## Start Excerpt to read

Tuesday, November 4, 2008

Reminicing the days of huge CD shops.

Current Mood: Sad

Perhaps it was inevitable, but then somehow I hoped that it wouldn't happen.  The death of CD shops as we know them seems to have reared it's ugly head again with the closure of another CD shop, but this just wasn't another store.  It was Dirt Cheap CD's on Sydney's shopping strip, Pitt Street Mall.

I think they may have opened about 2001, but a friend told me about the store in late 2002.  From this time to about the earlier part of 2008, this shop you could say was one of my favourite hangouts.  I guess it's a place where I've spent hundreds, but admittingly I would have to confess that I've spent thousands of dollars over the years in this one particular store.  in 2004 - 2005 it would not be unusual for me to be walking out with twelve to fifteen CDs at a time. 

Today, my mother and I went to the city, to get my eyes checked, but fortunately, the appointment went quick.  My mother needed to look for some books at Dymocks on George Street, as I went to Dirt Cheap CD's on Pitt, discovering to my horror that the door was semi-open with all the shelves stripped.  The lady came and thanked me for my patronage, and told me that they were moving their business to the internet. 

Expecting to be browsing through the store for an hour, I ended up going to the JB Hifi underneath, but the range and price was just not the same.

It was only August last year, that HMV closed its huge mid-city store, due to mall renovations.  HMV did state in a newspaper article that they wouldn't re-open that particular store, due to the high rental costs of retail space. 

Reading this stuff took me back to the days of 1990 when the HMV Mid-City store just opened.  Directly opposite was a huge Virgin Megastore, two doors down was Strand Music, and at the end was an Edels Superstore.  A short walk down the southern end of Pitt Street would of taken you to the Brashes Superstore with another Edels three doors down from there.  December 1990 seemed to be the peak of CD retailing.  You only had to think of a CD back then, and any one of the six stores was bound to have it.  Now in 2008, it has become impossible to purchase anything, as the only place to get it seems to be Amazon. 

While flashing through the papers this evening, I came across the following article, noting that the Australian dollar had also pushed them out. 

So in the end, could the death of the CD be one step closer?

CD stores suffer death by download
From the Sydney Morning Herald
Friday 31st October 2008 at 9:17 am

The CD is going the way of vinyl. So, Too, are the cheap CD stores, as Kelsey Munro finds out.

NOT too long ago, you could walk south from the mall along Pitt Street in the Sydney CBD and pick up new CDs for $10 or less each and find plum bargains at several second-hand CD shops stretching all the way to Chinatown.

Things have changed.

The second-hand shops are disappearing and the discount options are narrowing. Today, the final NSW franchise of Dirt Cheap CDs on Pitt Street is the latest to shut down. At its peak, the six-year-old chain, known for $10 CDs, had five shops in Sydney.

Walter Lehne, the owner of the Dirt Cheap CDs chain, says the market has changed completely. "It's no secret that a huge amount of music is now legally downloaded," he says.

## End Excerpt to read
## Start Stored records

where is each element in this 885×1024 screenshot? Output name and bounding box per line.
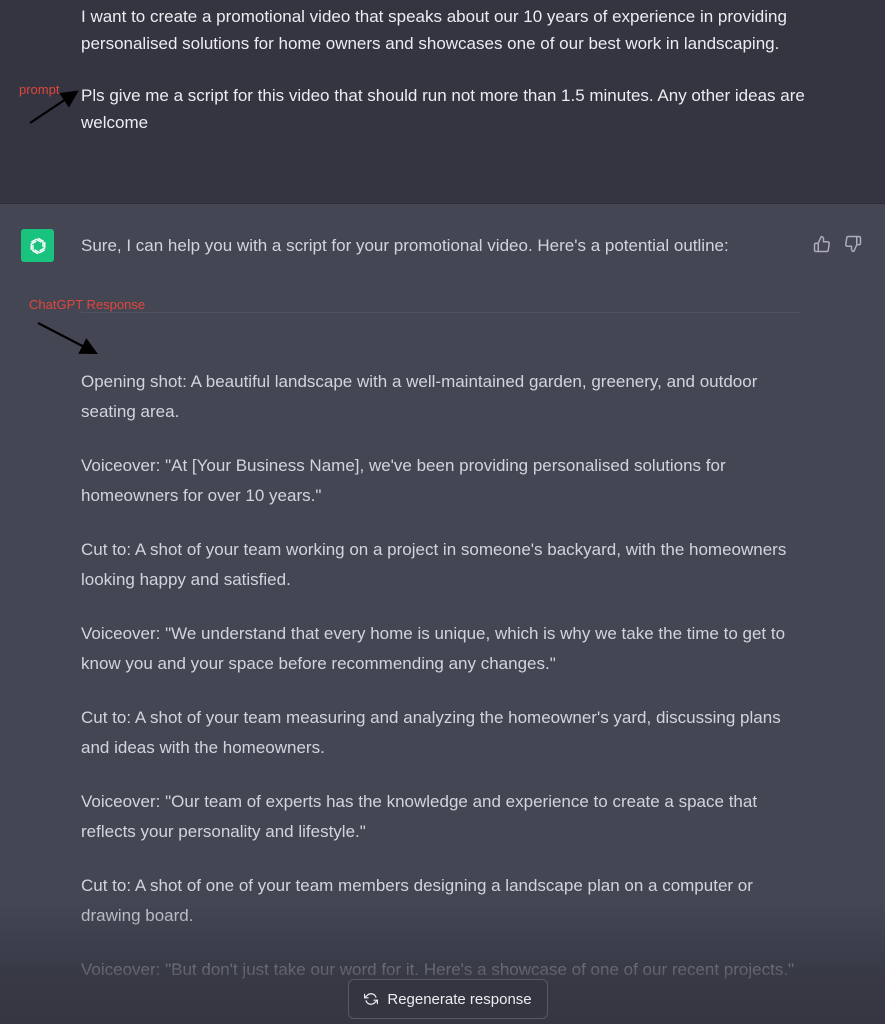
response-arrow xyxy=(37,322,98,355)
annotation-arrows xyxy=(29,90,98,355)
regenerate-response-button[interactable]: Regenerate response xyxy=(348,979,548,1019)
regenerate-response-label: Regenerate response xyxy=(387,990,532,1008)
refresh-icon xyxy=(364,992,379,1006)
prompt-arrow xyxy=(29,90,79,124)
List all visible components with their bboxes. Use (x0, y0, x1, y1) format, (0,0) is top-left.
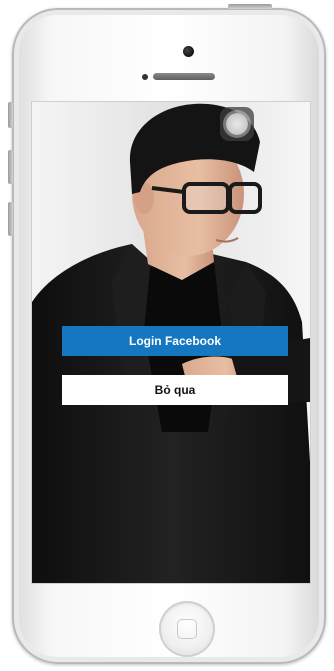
proximity-sensor (142, 74, 148, 80)
skip-button[interactable]: Bỏ qua (62, 375, 288, 405)
volume-down-button (8, 202, 13, 236)
login-facebook-button[interactable]: Login Facebook (62, 326, 288, 356)
volume-up-button (8, 150, 13, 184)
assistive-touch-dot (226, 113, 248, 135)
mute-switch (8, 102, 13, 128)
home-square-icon (177, 619, 197, 639)
earpiece-speaker (153, 73, 215, 80)
front-camera (183, 46, 194, 57)
app-screen: Login Facebook Bỏ qua (32, 102, 310, 583)
power-button (228, 4, 272, 9)
assistive-touch-icon[interactable] (220, 107, 254, 141)
home-button-icon[interactable] (159, 601, 215, 657)
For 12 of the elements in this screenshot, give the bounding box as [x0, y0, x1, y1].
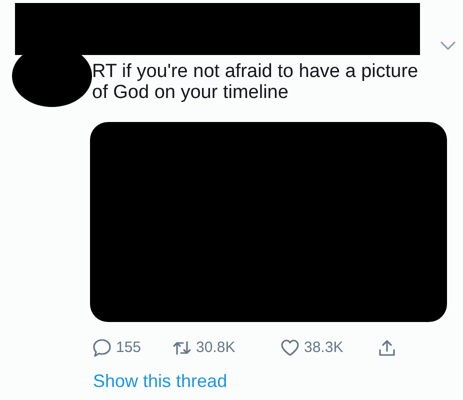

## End Stored records

Problem to work on ▸ In the blog post about closing CD shops, where did the woman at Dirt Cheap CD's say the business was moving?

Response to this exercise ▸ To the internet.